EXERCISE INSTRUCTIONS: What follows is a set of entries. Repeat them exactly, but not their pictures.

ROWS:

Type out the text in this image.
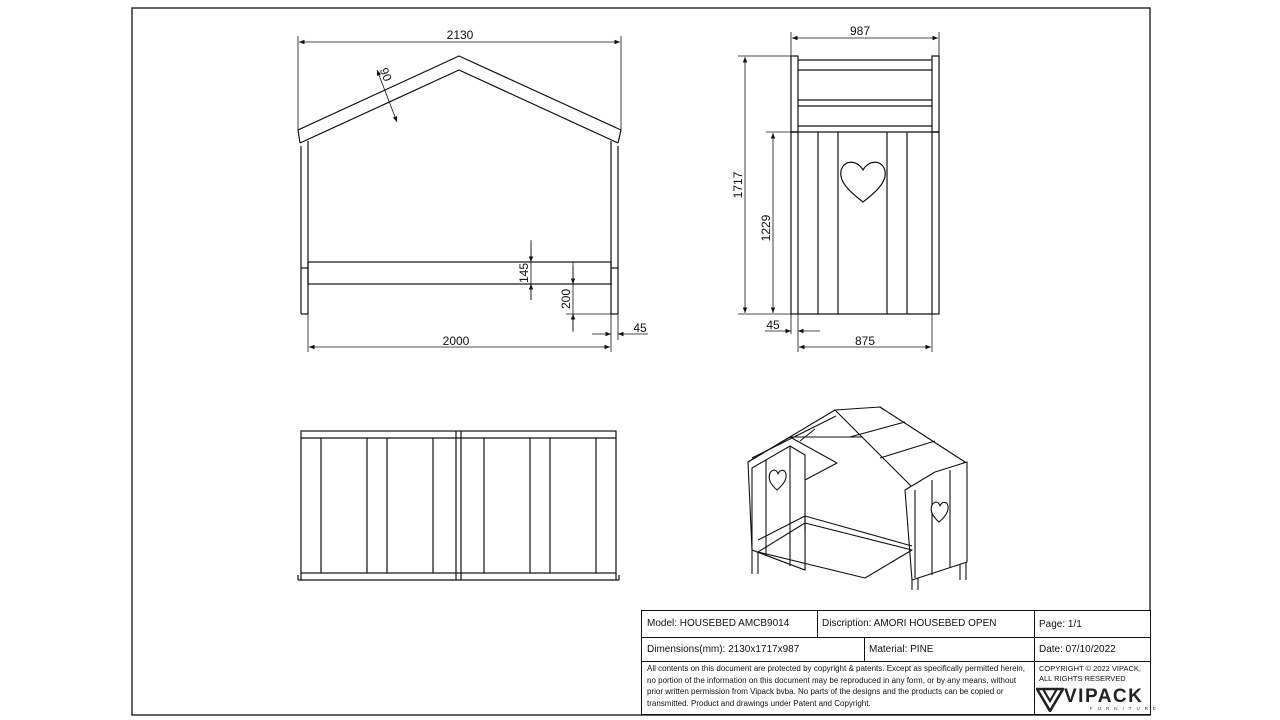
2130
90
145
200
45
2000
987
1717
1229
45
875
Model: HOUSEBED AMCB9014	Discription: AMORI HOUSEBED OPEN	Page: 1/1
Dimensions(mm): 2130x1717x987	Material: PINE	Date: 07/10/2022
All contents on this document are protected by copyright & patents. Except as specifically permitted herein, no portion of the information on this document may be reproduced in any form, or by any means, without prior written permission from Vipack bvba. No parts of the designs and the products can be copied or transmitted. Product and drawings under Patent and Copyright.
COPYRIGHT © 2022 VIPACK,
ALL RIGHTS RESERVED
VIPACK
FURNITURE
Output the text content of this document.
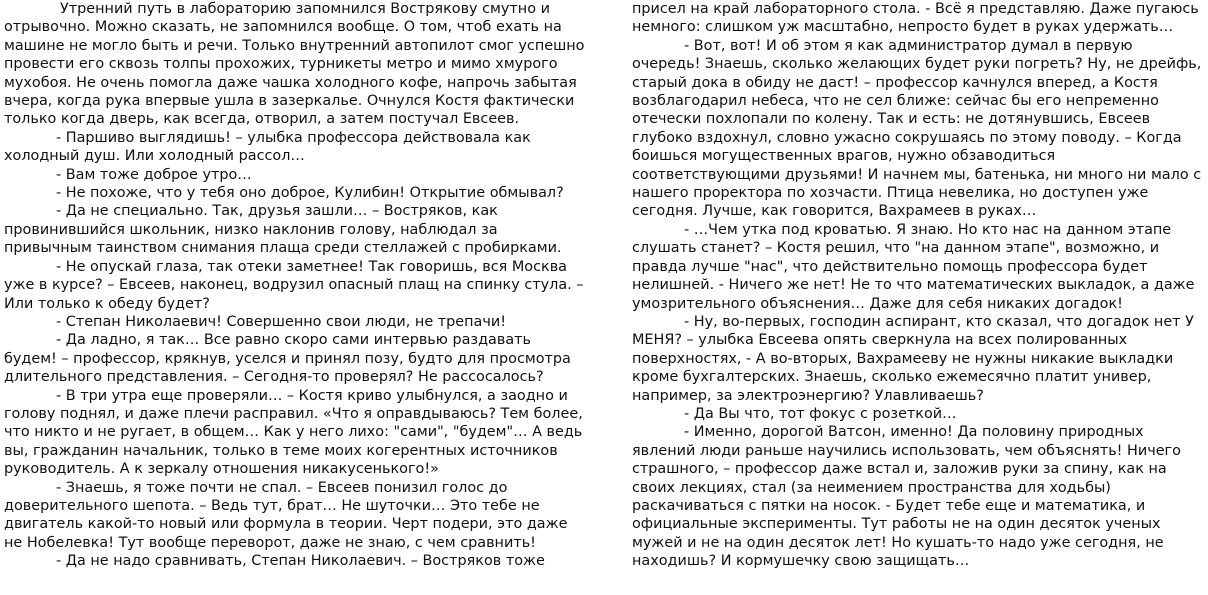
Утренний путь в лабораторию запомнился Вострякову смутно и отрывочно. Можно сказать, не запомнился вообще. О том, чтоб ехать на машине не могло быть и речи. Только внутренний автопилот смог успешно провести его сквозь толпы прохожих, турникеты метро и мимо хмурого мухобоя. Не очень помогла даже чашка холодного кофе, напрочь забытая вчера, когда рука впервые ушла в зазеркалье. Очнулся Костя фактически только когда дверь, как всегда, отворил, а затем постучал Евсеев.

- Паршиво выглядишь! – улыбка профессора действовала как холодный душ. Или холодный рассол…

- Вам тоже доброе утро…

- Не похоже, что у тебя оно доброе, Кулибин! Открытие обмывал?

- Да не специально. Так, друзья зашли… – Востряков, как провинившийся школьник, низко наклонив голову, наблюдал за привычным таинством снимания плаща среди стеллажей с пробирками.

- Не опускай глаза, так отеки заметнее! Так говоришь, вся Москва уже в курсе? – Евсеев, наконец, водрузил опасный плащ на спинку стула. – Или только к обеду будет?

- Степан Николаевич! Совершенно свои люди, не трепачи!

- Да ладно, я так… Все равно скоро сами интервью раздавать будем! – профессор, крякнув, уселся и принял позу, будто для просмотра длительного представления. – Сегодня-то проверял? Не рассосалось?

- В три утра еще проверяли… – Костя криво улыбнулся, а заодно и голову поднял, и даже плечи расправил. «Что я оправдываюсь? Тем более, что никто и не ругает, в общем… Как у него лихо: "сами", "будем"… А ведь вы, гражданин начальник, только в теме моих когерентных источников руководитель. А к зеркалу отношения никакусенького!»

- Знаешь, я тоже почти не спал. – Евсеев понизил голос до доверительного шепота. – Ведь тут, брат… Не шуточки… Это тебе не двигатель какой-то новый или формула в теории. Черт подери, это даже не Нобелевка! Тут вообще переворот, даже не знаю, с чем сравнить!

- Да не надо сравнивать, Степан Николаевич. – Востряков тоже

присел на край лабораторного стола. - Всё я представляю. Даже пугаюсь немного: слишком уж масштабно, непросто будет в руках удержать…

- Вот, вот! И об этом я как администратор думал в первую очередь! Знаешь, сколько желающих будет руки погреть? Ну, не дрейфь, старый дока в обиду не даст! – профессор качнулся вперед, а Костя возблагодарил небеса, что не сел ближе: сейчас бы его непременно отечески похлопали по колену. Так и есть: не дотянувшись, Евсеев глубоко вздохнул, словно ужасно сокрушаясь по этому поводу. – Когда боишься могущественных врагов, нужно обзаводиться соответствующими друзьями! И начнем мы, батенька, ни много ни мало с нашего проректора по хозчасти. Птица невелика, но доступен уже сегодня. Лучше, как говорится, Вахрамеев в руках…

- …Чем утка под кроватью. Я знаю. Но кто нас на данном этапе слушать станет? – Костя решил, что "на данном этапе", возможно, и правда лучше "нас", что действительно помощь профессора будет нелишней. - Ничего же нет! Не то что математических выкладок, а даже умозрительного объяснения… Даже для себя никаких догадок!

- Ну, во-первых, господин аспирант, кто сказал, что догадок нет У МЕНЯ? – улыбка Евсеева опять сверкнула на всех полированных поверхностях, - А во-вторых, Вахрамееву не нужны никакие выкладки кроме бухгалтерских. Знаешь, сколько ежемесячно платит универ, например, за электроэнергию? Улавливаешь?

- Да Вы что, тот фокус с розеткой…

- Именно, дорогой Ватсон, именно! Да половину природных явлений люди раньше научились использовать, чем объяснять! Ничего страшного, – профессор даже встал и, заложив руки за спину, как на своих лекциях, стал (за неимением пространства для ходьбы) раскачиваться с пятки на носок. - Будет тебе еще и математика, и официальные эксперименты. Тут работы не на один десяток ученых мужей и не на один десяток лет! Но кушать-то надо уже сегодня, не находишь? И кормушечку свою защищать…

SOLUTION TO THIS PROBLEM:
Type out the text in this image.
2130
90
145
200
45
2000
987
1717
1229
45
875
Model: HOUSEBED AMCB9014	Discription: AMORI HOUSEBED OPEN	Page: 1/1
Dimensions(mm): 2130x1717x987	Material: PINE	Date: 07/10/2022
All contents on this document are protected by copyright & patents. Except as specifically permitted herein, no portion of the information on this document may be reproduced in any form, or by any means, without prior written permission from Vipack bvba. No parts of the designs and the products can be copied or transmitted. Product and drawings under Patent and Copyright.
COPYRIGHT © 2022 VIPACK,
ALL RIGHTS RESERVED
VIPACK
FURNITURE
Output the text content of this document.
Утренний путь в лабораторию запомнился Вострякову смутно и отрывочно. Можно сказать, не запомнился вообще. О том, чтоб ехать на машине не могло быть и речи. Только внутренний автопилот смог успешно провести его сквозь толпы прохожих, турникеты метро и мимо хмурого мухобоя. Не очень помогла даже чашка холодного кофе, напрочь забытая вчера, когда рука впервые ушла в зазеркалье. Очнулся Костя фактически только когда дверь, как всегда, отворил, а затем постучал Евсеев.

- Паршиво выглядишь! – улыбка профессора действовала как холодный душ. Или холодный рассол…

- Вам тоже доброе утро…

- Не похоже, что у тебя оно доброе, Кулибин! Открытие обмывал?

- Да не специально. Так, друзья зашли… – Востряков, как провинившийся школьник, низко наклонив голову, наблюдал за привычным таинством снимания плаща среди стеллажей с пробирками.

- Не опускай глаза, так отеки заметнее! Так говоришь, вся Москва уже в курсе? – Евсеев, наконец, водрузил опасный плащ на спинку стула. – Или только к обеду будет?

- Степан Николаевич! Совершенно свои люди, не трепачи!

- Да ладно, я так… Все равно скоро сами интервью раздавать будем! – профессор, крякнув, уселся и принял позу, будто для просмотра длительного представления. – Сегодня-то проверял? Не рассосалось?

- В три утра еще проверяли… – Костя криво улыбнулся, а заодно и голову поднял, и даже плечи расправил. «Что я оправдываюсь? Тем более, что никто и не ругает, в общем… Как у него лихо: "сами", "будем"… А ведь вы, гражданин начальник, только в теме моих когерентных источников руководитель. А к зеркалу отношения никакусенького!»

- Знаешь, я тоже почти не спал. – Евсеев понизил голос до доверительного шепота. – Ведь тут, брат… Не шуточки… Это тебе не двигатель какой-то новый или формула в теории. Черт подери, это даже не Нобелевка! Тут вообще переворот, даже не знаю, с чем сравнить!

- Да не надо сравнивать, Степан Николаевич. – Востряков тоже

присел на край лабораторного стола. - Всё я представляю. Даже пугаюсь немного: слишком уж масштабно, непросто будет в руках удержать…

- Вот, вот! И об этом я как администратор думал в первую очередь! Знаешь, сколько желающих будет руки погреть? Ну, не дрейфь, старый дока в обиду не даст! – профессор качнулся вперед, а Костя возблагодарил небеса, что не сел ближе: сейчас бы его непременно отечески похлопали по колену. Так и есть: не дотянувшись, Евсеев глубоко вздохнул, словно ужасно сокрушаясь по этому поводу. – Когда боишься могущественных врагов, нужно обзаводиться соответствующими друзьями! И начнем мы, батенька, ни много ни мало с нашего проректора по хозчасти. Птица невелика, но доступен уже сегодня. Лучше, как говорится, Вахрамеев в руках…

- …Чем утка под кроватью. Я знаю. Но кто нас на данном этапе слушать станет? – Костя решил, что "на данном этапе", возможно, и правда лучше "нас", что действительно помощь профессора будет нелишней. - Ничего же нет! Не то что математических выкладок, а даже умозрительного объяснения… Даже для себя никаких догадок!

- Ну, во-первых, господин аспирант, кто сказал, что догадок нет У МЕНЯ? – улыбка Евсеева опять сверкнула на всех полированных поверхностях, - А во-вторых, Вахрамееву не нужны никакие выкладки кроме бухгалтерских. Знаешь, сколько ежемесячно платит универ, например, за электроэнергию? Улавливаешь?

- Да Вы что, тот фокус с розеткой…

- Именно, дорогой Ватсон, именно! Да половину природных явлений люди раньше научились использовать, чем объяснять! Ничего страшного, – профессор даже встал и, заложив руки за спину, как на своих лекциях, стал (за неимением пространства для ходьбы) раскачиваться с пятки на носок. - Будет тебе еще и математика, и официальные эксперименты. Тут работы не на один десяток ученых мужей и не на один десяток лет! Но кушать-то надо уже сегодня, не находишь? И кормушечку свою защищать…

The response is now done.